======== Data rows ========
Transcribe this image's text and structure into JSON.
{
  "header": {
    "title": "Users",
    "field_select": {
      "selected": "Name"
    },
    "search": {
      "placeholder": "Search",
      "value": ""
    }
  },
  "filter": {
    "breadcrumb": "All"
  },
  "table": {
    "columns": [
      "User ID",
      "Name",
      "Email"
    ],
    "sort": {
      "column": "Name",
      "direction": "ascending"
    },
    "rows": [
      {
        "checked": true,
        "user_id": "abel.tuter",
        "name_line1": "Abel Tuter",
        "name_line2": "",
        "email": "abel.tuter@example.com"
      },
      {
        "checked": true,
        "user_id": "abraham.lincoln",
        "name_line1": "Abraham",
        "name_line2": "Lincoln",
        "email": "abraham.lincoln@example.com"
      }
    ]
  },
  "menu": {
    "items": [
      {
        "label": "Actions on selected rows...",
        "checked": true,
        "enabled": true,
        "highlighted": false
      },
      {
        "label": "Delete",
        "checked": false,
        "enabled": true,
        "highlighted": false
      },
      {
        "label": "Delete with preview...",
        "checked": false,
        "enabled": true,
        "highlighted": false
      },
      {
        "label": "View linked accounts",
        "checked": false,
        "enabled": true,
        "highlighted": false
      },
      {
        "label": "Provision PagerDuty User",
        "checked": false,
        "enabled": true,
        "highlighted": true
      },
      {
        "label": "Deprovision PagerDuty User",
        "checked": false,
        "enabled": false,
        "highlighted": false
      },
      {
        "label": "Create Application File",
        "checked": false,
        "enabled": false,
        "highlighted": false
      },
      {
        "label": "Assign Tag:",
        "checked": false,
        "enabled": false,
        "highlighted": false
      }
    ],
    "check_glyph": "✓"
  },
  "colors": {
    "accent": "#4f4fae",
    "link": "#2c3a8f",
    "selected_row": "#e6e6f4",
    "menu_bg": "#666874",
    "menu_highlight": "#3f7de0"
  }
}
========
Exercise instructions:
Your task is to repeat the data exactly, with nothing left out.

Output for this exercise:
Transcribe this image's text and structure into JSON.
{
  "header": {
    "title": "Users",
    "field_select": {
      "selected": "Name"
    },
    "search": {
      "placeholder": "Search",
      "value": ""
    }
  },
  "filter": {
    "breadcrumb": "All"
  },
  "table": {
    "columns": [
      "User ID",
      "Name",
      "Email"
    ],
    "sort": {
      "column": "Name",
      "direction": "ascending"
    },
    "rows": [
      {
        "checked": true,
        "user_id": "abel.tuter",
        "name_line1": "Abel Tuter",
        "name_line2": "",
        "email": "abel.tuter@example.com"
      },
      {
        "checked": true,
        "user_id": "abraham.lincoln",
        "name_line1": "Abraham",
        "name_line2": "Lincoln",
        "email": "abraham.lincoln@example.com"
      }
    ]
  },
  "menu": {
    "items": [
      {
        "label": "Actions on selected rows...",
        "checked": true,
        "enabled": true,
        "highlighted": false
      },
      {
        "label": "Delete",
        "checked": false,
        "enabled": true,
        "highlighted": false
      },
      {
        "label": "Delete with preview...",
        "checked": false,
        "enabled": true,
        "highlighted": false
      },
      {
        "label": "View linked accounts",
        "checked": false,
        "enabled": true,
        "highlighted": false
      },
      {
        "label": "Provision PagerDuty User",
        "checked": false,
        "enabled": true,
        "highlighted": true
      },
      {
        "label": "Deprovision PagerDuty User",
        "checked": false,
        "enabled": false,
        "highlighted": false
      },
      {
        "label": "Create Application File",
        "checked": false,
        "enabled": false,
        "highlighted": false
      },
      {
        "label": "Assign Tag:",
        "checked": false,
        "enabled": false,
        "highlighted": false
      }
    ],
    "check_glyph": "✓"
  },
  "colors": {
    "accent": "#4f4fae",
    "link": "#2c3a8f",
    "selected_row": "#e6e6f4",
    "menu_bg": "#666874",
    "menu_highlight": "#3f7de0"
  }
}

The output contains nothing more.